In two sentences, what does the Python-ideas message below say?

══ SOURCE DOCUMENT ══

[Python-ideas] Implement __add__ for set and frozenset

Arnaud Delobelle arnodel at googlemail.com
Tue Jun 10 02:31:06 CEST 2008


On 10 Jun 2008, at 00:33, Terry Jones wrote:

>>>>>> "Arnaud" == Arnaud Delobelle <arnodel at googlemail.com> writes:
> Arnaud> I've written a patch [1] that does that.  Following the  
> suggestion
> Arnaud> of Raymond Hettinger, I've implemented set.intersection by  
> sorting
> Arnaud> all its sets/frozensets/dicts in increasing order of size  
> first,
> Arnaud> then iterating over the smallest.
>
> Hi Arnaud
>
> I don't know if you'll do any benchmarking on this, but I'd suggest:
>
> - First find the set with the smallest size (this is O(n) work).
>
> - If that size is sufficiently small and the number of sets is
>   sufficiently large (numbers to be determined by testing), don't  
> sort the
>   sets by size - just go for it.
>
> - Else do the sorting.

═══
══ RECORD LIST ══

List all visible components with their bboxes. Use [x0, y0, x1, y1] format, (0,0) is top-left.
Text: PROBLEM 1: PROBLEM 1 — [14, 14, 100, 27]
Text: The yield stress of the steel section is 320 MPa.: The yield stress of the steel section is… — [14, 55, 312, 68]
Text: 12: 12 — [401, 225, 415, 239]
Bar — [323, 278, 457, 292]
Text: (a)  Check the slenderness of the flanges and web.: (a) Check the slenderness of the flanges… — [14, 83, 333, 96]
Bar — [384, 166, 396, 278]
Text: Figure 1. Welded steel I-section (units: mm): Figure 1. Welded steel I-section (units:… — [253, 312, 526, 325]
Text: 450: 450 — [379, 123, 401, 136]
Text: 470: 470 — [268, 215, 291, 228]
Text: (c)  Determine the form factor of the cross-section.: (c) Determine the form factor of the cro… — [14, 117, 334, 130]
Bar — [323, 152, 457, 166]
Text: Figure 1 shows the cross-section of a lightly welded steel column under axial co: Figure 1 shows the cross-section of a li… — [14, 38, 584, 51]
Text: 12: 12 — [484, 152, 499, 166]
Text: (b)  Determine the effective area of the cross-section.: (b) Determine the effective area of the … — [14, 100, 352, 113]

═══

▶ _EXERCISE OUTPUT_: Arnaud Delobelle had written a patch that, following Raymond Hettinger's suggestion, implements set.intersection by sorting all its sets, frozensets and dicts in increasing order of size and then iterating over the smallest. Terry Jones's quoted reply suggests first finding the smallest set, skipping the sort if that set is small enough and the number of sets is large enough (with the thresholds to be set by testing), and sorting otherwise.